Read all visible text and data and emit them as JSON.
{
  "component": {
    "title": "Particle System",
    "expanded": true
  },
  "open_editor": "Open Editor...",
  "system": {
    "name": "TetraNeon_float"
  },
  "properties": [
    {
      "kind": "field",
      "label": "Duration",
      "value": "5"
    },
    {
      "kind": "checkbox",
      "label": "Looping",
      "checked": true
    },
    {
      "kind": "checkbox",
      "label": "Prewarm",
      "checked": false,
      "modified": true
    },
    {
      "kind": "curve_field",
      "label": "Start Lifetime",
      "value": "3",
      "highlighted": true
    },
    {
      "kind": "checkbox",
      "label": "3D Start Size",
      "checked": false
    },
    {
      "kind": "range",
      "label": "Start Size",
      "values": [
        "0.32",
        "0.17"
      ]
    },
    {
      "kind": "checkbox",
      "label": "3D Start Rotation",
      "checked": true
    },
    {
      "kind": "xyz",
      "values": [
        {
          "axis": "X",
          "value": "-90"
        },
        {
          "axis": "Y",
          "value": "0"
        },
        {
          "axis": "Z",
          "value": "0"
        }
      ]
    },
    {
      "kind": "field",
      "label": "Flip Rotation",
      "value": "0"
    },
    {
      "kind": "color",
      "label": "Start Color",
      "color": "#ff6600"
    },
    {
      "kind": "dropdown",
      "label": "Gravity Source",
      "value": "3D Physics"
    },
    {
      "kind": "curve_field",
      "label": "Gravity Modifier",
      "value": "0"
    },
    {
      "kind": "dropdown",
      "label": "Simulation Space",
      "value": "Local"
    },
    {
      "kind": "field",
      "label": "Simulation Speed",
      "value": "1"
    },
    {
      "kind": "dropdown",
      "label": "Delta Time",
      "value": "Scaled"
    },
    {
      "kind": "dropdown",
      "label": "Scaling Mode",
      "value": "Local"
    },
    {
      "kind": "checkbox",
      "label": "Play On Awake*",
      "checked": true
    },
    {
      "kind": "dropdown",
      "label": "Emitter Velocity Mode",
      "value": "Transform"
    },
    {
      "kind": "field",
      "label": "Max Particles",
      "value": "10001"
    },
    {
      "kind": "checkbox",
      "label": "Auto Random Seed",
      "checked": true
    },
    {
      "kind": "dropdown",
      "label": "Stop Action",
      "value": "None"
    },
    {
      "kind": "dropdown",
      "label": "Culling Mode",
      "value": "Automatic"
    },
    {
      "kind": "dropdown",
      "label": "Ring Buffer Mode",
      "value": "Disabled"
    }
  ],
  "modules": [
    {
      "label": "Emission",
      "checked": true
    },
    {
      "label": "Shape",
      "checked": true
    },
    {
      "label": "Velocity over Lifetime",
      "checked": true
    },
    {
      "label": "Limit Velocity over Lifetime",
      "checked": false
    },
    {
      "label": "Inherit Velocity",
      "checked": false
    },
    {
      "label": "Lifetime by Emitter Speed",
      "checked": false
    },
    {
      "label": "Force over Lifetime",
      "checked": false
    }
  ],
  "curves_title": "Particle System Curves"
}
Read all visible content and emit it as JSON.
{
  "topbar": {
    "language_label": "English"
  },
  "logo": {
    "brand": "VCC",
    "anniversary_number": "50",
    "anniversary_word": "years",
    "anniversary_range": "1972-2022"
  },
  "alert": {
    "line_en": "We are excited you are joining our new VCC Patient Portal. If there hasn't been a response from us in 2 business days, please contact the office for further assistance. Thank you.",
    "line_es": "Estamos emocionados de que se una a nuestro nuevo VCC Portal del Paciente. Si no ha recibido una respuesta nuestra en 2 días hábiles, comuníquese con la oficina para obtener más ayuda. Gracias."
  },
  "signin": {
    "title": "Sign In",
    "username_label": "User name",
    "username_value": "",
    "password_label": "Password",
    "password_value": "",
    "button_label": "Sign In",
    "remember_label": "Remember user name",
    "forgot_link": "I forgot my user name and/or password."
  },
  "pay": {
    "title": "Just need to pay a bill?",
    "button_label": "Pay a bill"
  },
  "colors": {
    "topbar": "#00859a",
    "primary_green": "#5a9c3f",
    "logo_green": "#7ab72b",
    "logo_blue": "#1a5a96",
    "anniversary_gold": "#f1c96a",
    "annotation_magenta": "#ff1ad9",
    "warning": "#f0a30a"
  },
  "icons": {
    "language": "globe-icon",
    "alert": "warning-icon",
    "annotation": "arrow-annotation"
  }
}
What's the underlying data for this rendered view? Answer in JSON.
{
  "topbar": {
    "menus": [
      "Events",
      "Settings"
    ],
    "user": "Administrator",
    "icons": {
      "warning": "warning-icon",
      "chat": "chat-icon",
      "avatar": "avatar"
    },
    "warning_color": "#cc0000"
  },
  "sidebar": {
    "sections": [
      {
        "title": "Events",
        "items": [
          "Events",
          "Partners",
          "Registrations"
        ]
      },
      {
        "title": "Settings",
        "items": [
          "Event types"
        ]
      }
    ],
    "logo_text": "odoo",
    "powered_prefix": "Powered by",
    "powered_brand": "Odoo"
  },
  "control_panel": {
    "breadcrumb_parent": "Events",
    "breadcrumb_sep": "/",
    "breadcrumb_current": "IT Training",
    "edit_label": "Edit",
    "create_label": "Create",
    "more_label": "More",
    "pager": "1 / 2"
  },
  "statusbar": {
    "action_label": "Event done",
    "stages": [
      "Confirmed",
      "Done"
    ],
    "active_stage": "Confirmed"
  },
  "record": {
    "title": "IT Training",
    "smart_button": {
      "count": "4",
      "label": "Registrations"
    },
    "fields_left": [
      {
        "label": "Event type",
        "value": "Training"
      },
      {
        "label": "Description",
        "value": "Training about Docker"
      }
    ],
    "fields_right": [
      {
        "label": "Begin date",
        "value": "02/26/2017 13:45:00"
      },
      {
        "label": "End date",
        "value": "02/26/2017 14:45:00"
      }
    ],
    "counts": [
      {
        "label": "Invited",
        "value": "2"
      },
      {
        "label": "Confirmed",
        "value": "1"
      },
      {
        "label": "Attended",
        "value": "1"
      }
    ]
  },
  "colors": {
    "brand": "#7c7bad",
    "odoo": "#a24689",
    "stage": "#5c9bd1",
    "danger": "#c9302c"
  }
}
::::
### OBJECTIVE
Give the number of lines in the data that contain "Mode", with no other words.

### WRITTEN RESPONSE
4